[Stored dataset items]

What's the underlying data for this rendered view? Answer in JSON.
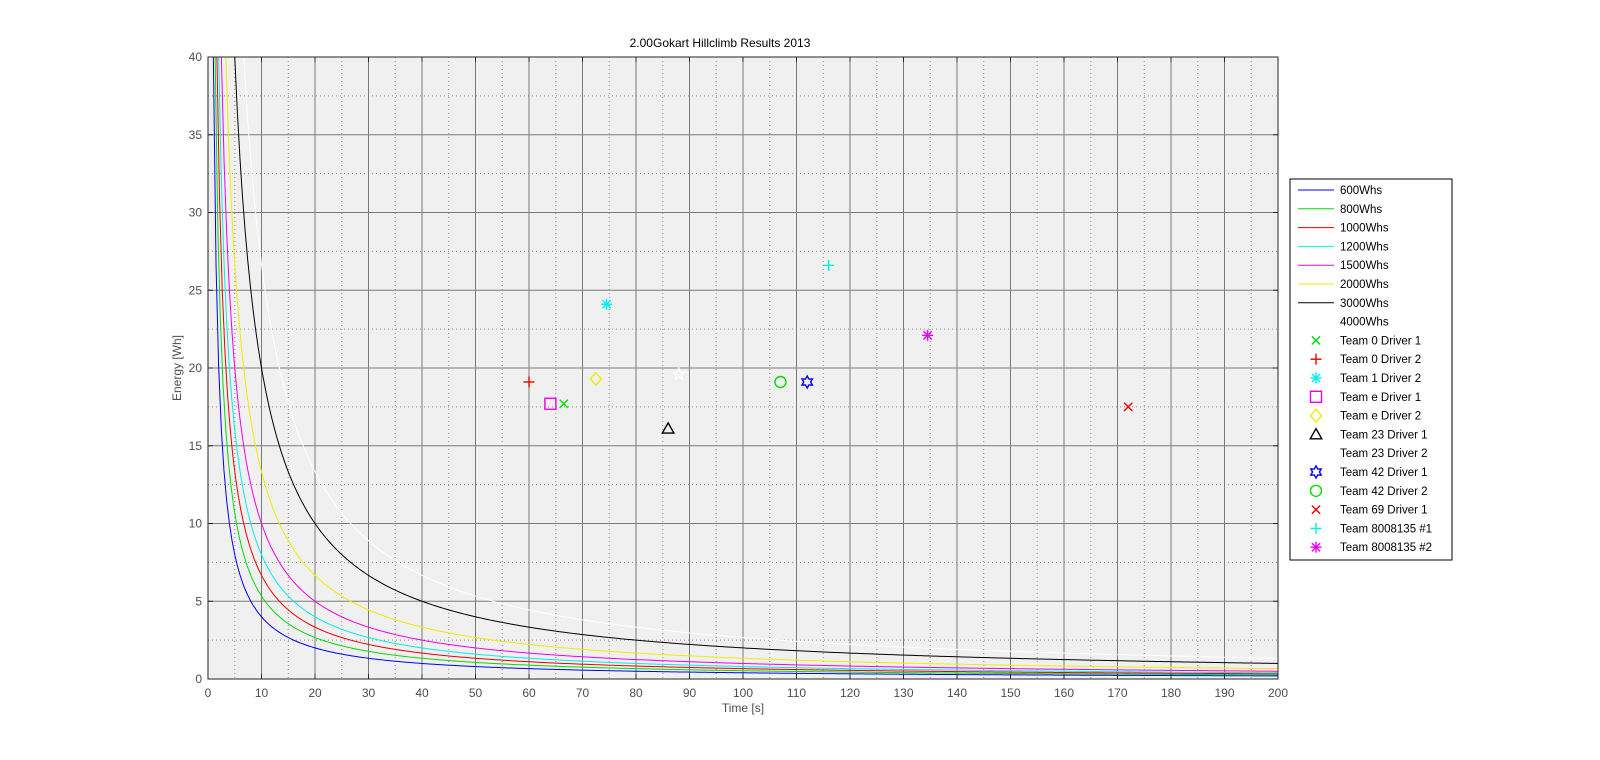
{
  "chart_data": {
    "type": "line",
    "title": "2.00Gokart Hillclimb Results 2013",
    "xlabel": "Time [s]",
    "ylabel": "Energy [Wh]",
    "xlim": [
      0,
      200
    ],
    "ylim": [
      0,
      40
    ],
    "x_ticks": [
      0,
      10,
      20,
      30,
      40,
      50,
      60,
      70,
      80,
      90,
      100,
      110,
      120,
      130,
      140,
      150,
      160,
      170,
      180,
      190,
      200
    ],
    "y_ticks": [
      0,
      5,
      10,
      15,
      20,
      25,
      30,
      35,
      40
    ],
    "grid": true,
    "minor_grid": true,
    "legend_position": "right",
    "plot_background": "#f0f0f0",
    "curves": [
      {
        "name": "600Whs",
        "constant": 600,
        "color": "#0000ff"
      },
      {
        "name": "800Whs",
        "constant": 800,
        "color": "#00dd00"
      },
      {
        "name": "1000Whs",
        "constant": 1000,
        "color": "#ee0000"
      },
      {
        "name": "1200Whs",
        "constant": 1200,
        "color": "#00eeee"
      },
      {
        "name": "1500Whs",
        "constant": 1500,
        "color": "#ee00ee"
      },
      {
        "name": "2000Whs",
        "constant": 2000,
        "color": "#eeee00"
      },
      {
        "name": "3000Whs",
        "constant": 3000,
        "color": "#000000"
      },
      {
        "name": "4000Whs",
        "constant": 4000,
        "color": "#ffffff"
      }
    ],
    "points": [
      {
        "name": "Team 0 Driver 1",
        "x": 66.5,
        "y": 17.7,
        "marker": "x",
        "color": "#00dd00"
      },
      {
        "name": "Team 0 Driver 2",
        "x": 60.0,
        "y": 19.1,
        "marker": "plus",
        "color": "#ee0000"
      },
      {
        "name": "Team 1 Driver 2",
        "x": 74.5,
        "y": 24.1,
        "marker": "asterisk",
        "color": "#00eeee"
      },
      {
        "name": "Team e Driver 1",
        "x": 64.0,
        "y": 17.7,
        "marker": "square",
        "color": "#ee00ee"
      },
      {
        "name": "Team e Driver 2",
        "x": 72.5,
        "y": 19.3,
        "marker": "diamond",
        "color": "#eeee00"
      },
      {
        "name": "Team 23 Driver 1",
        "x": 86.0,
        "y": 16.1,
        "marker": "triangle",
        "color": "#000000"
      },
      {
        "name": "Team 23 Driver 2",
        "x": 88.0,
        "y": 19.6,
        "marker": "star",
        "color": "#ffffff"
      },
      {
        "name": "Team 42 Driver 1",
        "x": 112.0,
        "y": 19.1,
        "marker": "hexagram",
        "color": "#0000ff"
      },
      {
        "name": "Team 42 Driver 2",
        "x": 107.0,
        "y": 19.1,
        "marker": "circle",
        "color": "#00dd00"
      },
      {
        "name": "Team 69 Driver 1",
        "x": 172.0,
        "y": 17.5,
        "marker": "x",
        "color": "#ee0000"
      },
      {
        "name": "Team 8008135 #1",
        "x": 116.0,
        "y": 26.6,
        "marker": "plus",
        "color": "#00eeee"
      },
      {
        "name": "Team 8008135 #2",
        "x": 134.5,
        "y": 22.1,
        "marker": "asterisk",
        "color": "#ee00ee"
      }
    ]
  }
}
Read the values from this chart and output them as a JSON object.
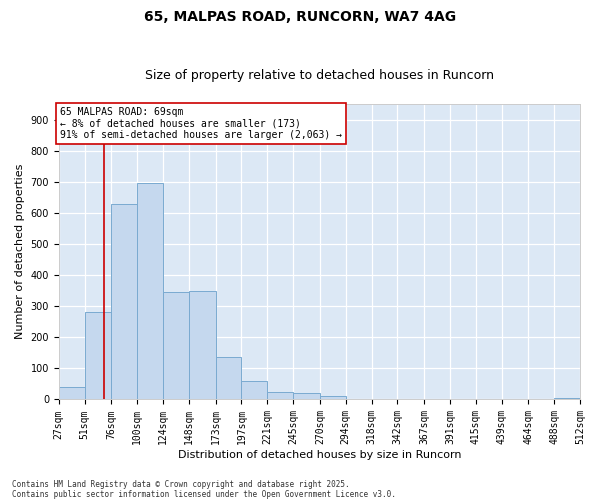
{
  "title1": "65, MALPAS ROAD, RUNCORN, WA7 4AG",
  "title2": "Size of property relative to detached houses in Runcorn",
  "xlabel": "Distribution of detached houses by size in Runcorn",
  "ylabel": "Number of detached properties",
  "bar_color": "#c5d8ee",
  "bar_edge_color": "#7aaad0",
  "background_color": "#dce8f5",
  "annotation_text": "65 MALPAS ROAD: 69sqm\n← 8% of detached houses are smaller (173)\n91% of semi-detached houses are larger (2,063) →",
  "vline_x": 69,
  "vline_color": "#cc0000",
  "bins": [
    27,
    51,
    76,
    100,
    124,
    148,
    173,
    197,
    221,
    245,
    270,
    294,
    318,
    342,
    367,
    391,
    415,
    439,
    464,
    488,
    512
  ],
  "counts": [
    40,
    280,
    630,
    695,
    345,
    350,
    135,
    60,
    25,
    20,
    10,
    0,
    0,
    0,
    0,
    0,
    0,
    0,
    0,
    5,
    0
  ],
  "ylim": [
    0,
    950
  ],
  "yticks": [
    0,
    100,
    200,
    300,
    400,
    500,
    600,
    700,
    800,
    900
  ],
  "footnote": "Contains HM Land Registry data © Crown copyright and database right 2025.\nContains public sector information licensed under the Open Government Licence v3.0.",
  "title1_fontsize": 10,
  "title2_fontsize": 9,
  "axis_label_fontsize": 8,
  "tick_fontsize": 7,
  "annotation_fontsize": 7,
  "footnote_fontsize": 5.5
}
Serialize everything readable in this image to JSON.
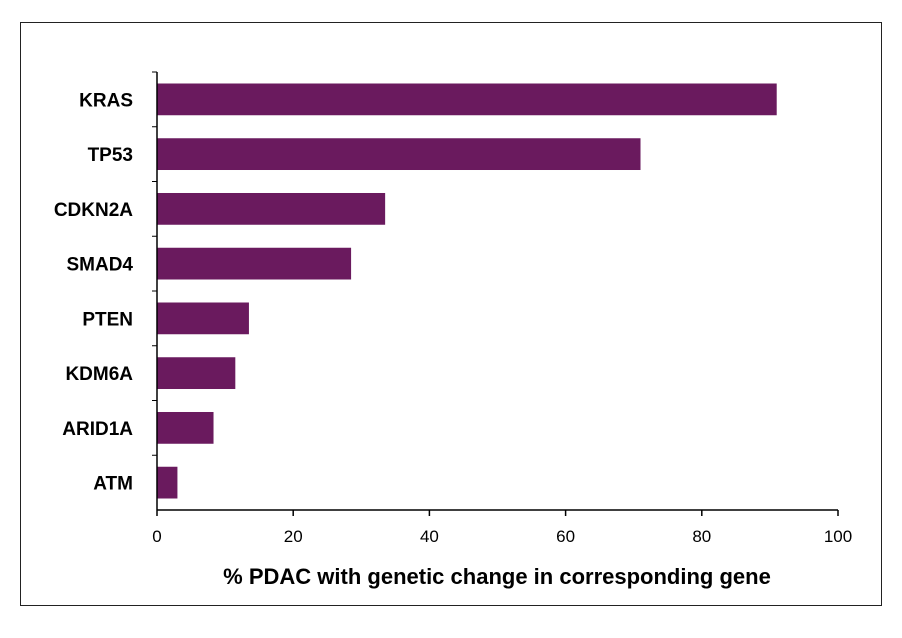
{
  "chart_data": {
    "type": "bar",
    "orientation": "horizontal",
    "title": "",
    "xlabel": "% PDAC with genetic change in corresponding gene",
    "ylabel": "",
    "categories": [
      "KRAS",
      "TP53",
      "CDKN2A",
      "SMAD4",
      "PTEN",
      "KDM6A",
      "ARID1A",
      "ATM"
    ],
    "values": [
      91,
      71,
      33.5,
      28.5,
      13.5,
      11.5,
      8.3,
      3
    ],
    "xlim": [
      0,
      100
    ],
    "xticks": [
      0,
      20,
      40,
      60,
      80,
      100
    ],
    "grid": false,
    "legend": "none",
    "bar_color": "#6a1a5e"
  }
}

Work to do: Omit the pictures and write out the lines above from the one with "Serialize everything readable" through the last, unchanged.

Answer to this problem:
Serialize everything readable in this image to JSON.
{
  "chart_data": {
    "type": "bar",
    "orientation": "horizontal",
    "title": "",
    "xlabel": "% PDAC with genetic change in corresponding gene",
    "ylabel": "",
    "categories": [
      "KRAS",
      "TP53",
      "CDKN2A",
      "SMAD4",
      "PTEN",
      "KDM6A",
      "ARID1A",
      "ATM"
    ],
    "values": [
      91,
      71,
      33.5,
      28.5,
      13.5,
      11.5,
      8.3,
      3
    ],
    "xlim": [
      0,
      100
    ],
    "xticks": [
      0,
      20,
      40,
      60,
      80,
      100
    ],
    "grid": false,
    "legend": "none",
    "bar_color": "#6a1a5e"
  }
}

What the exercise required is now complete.